[Begin]
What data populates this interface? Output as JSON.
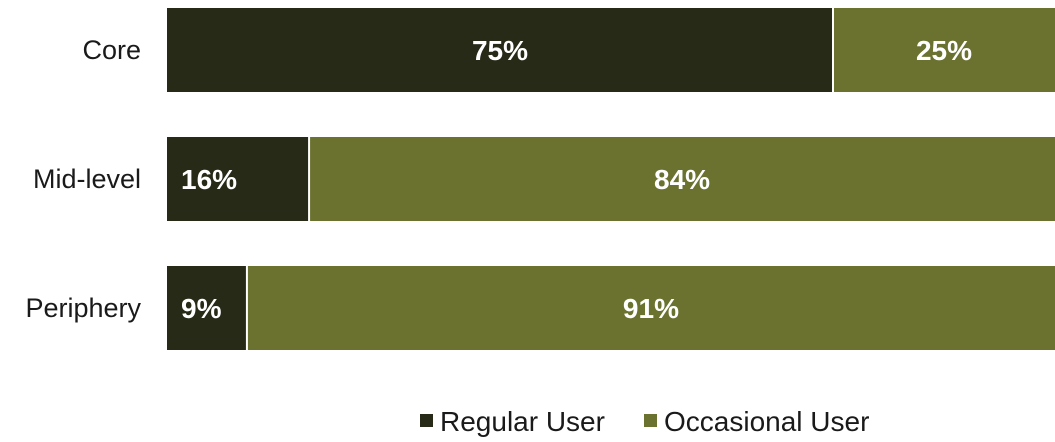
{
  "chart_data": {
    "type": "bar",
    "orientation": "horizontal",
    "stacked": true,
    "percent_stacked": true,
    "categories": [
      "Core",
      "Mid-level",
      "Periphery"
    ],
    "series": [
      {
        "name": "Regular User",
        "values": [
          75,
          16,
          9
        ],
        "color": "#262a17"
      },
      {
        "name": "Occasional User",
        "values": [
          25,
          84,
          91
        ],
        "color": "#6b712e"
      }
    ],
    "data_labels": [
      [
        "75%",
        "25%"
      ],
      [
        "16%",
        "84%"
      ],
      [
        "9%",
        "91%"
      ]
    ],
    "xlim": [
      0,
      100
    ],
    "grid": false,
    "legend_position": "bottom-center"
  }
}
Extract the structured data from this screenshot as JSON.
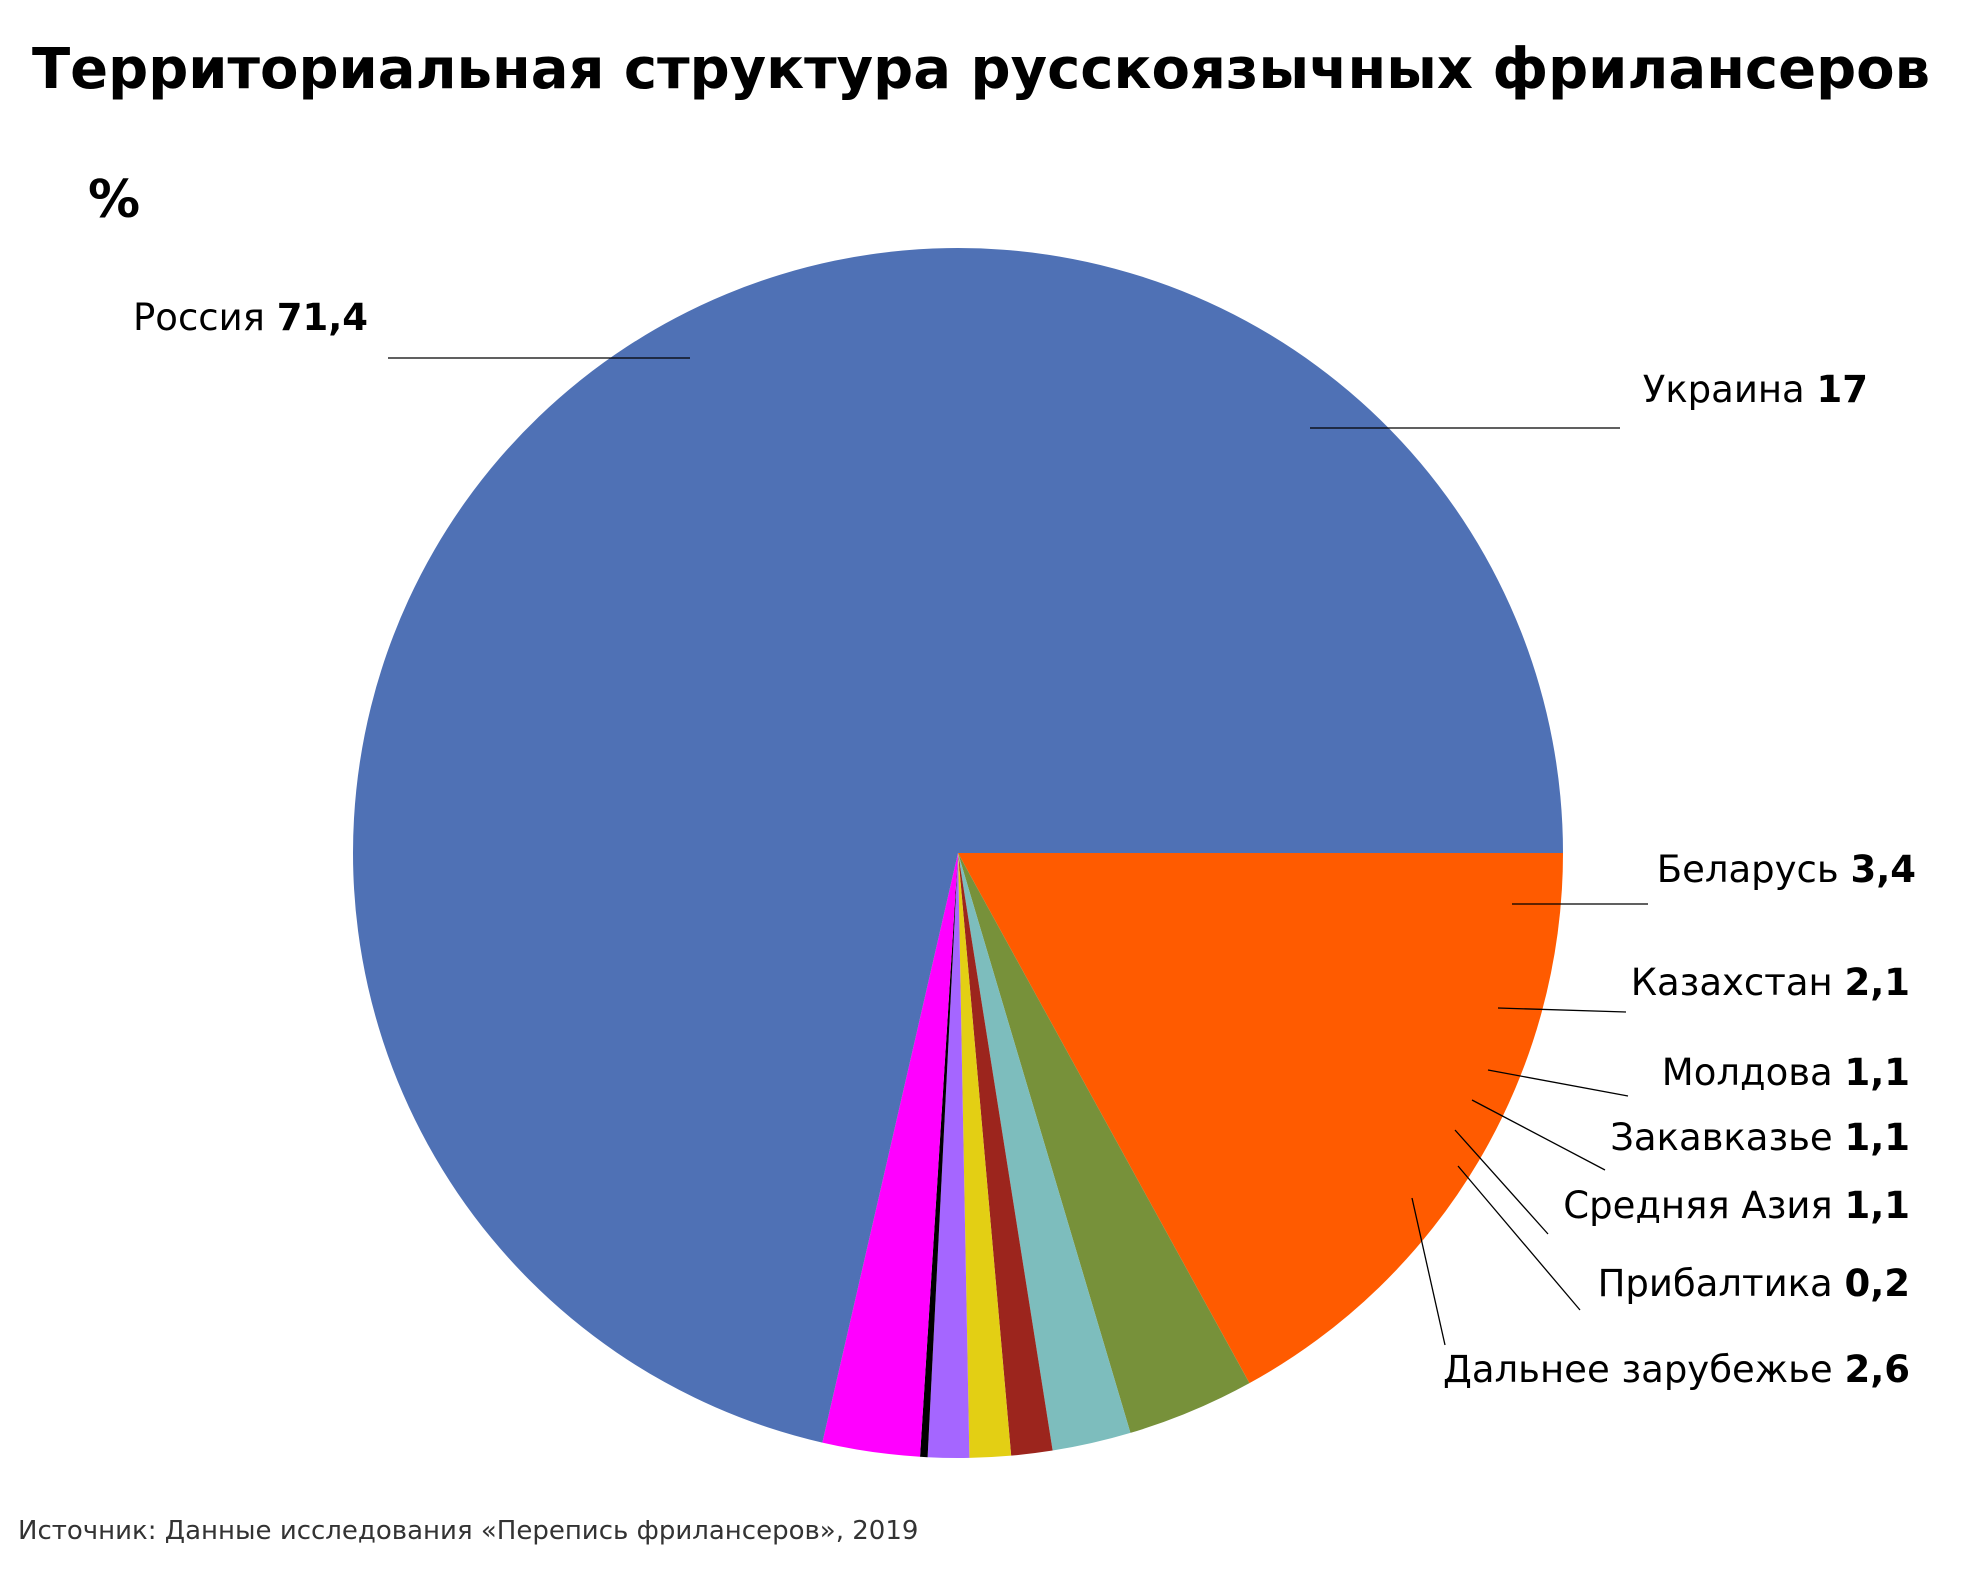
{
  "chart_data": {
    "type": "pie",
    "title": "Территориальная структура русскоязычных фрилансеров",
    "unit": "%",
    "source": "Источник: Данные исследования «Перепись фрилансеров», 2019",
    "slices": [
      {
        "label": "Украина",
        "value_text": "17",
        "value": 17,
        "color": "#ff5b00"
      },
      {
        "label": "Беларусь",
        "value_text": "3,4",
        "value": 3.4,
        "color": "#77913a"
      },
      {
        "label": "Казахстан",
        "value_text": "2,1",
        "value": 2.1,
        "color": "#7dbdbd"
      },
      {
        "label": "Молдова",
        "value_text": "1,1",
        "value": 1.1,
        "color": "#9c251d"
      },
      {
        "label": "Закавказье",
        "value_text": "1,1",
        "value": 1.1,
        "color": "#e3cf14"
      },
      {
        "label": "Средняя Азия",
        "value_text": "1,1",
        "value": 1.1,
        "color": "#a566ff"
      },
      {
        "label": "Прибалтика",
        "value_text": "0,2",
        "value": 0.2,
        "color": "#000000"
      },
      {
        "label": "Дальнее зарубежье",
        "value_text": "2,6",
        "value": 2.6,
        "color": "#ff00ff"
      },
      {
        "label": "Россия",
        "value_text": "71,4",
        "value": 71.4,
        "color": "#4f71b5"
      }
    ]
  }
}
[End]
### [WORK INSTRUCTIONS]
Give every line back word for word and leave the pictures out.

### [ANSWER TO THE PROBLEM]
What data populates this interface? Output as JSON.
{
  "chart_data": {
    "type": "bar",
    "orientation": "horizontal",
    "stacked": true,
    "percent_stacked": true,
    "categories": [
      "Core",
      "Mid-level",
      "Periphery"
    ],
    "series": [
      {
        "name": "Regular User",
        "values": [
          75,
          16,
          9
        ],
        "color": "#262a17"
      },
      {
        "name": "Occasional User",
        "values": [
          25,
          84,
          91
        ],
        "color": "#6b712e"
      }
    ],
    "data_labels": [
      [
        "75%",
        "25%"
      ],
      [
        "16%",
        "84%"
      ],
      [
        "9%",
        "91%"
      ]
    ],
    "xlim": [
      0,
      100
    ],
    "grid": false,
    "legend_position": "bottom-center"
  }
}
Extract the structured data from this screenshot as JSON.
{
  "chart_data": {
    "type": "pie",
    "title": "Территориальная структура русскоязычных фрилансеров",
    "unit": "%",
    "source": "Источник: Данные исследования «Перепись фрилансеров», 2019",
    "slices": [
      {
        "label": "Украина",
        "value_text": "17",
        "value": 17,
        "color": "#ff5b00"
      },
      {
        "label": "Беларусь",
        "value_text": "3,4",
        "value": 3.4,
        "color": "#77913a"
      },
      {
        "label": "Казахстан",
        "value_text": "2,1",
        "value": 2.1,
        "color": "#7dbdbd"
      },
      {
        "label": "Молдова",
        "value_text": "1,1",
        "value": 1.1,
        "color": "#9c251d"
      },
      {
        "label": "Закавказье",
        "value_text": "1,1",
        "value": 1.1,
        "color": "#e3cf14"
      },
      {
        "label": "Средняя Азия",
        "value_text": "1,1",
        "value": 1.1,
        "color": "#a566ff"
      },
      {
        "label": "Прибалтика",
        "value_text": "0,2",
        "value": 0.2,
        "color": "#000000"
      },
      {
        "label": "Дальнее зарубежье",
        "value_text": "2,6",
        "value": 2.6,
        "color": "#ff00ff"
      },
      {
        "label": "Россия",
        "value_text": "71,4",
        "value": 71.4,
        "color": "#4f71b5"
      }
    ]
  }
}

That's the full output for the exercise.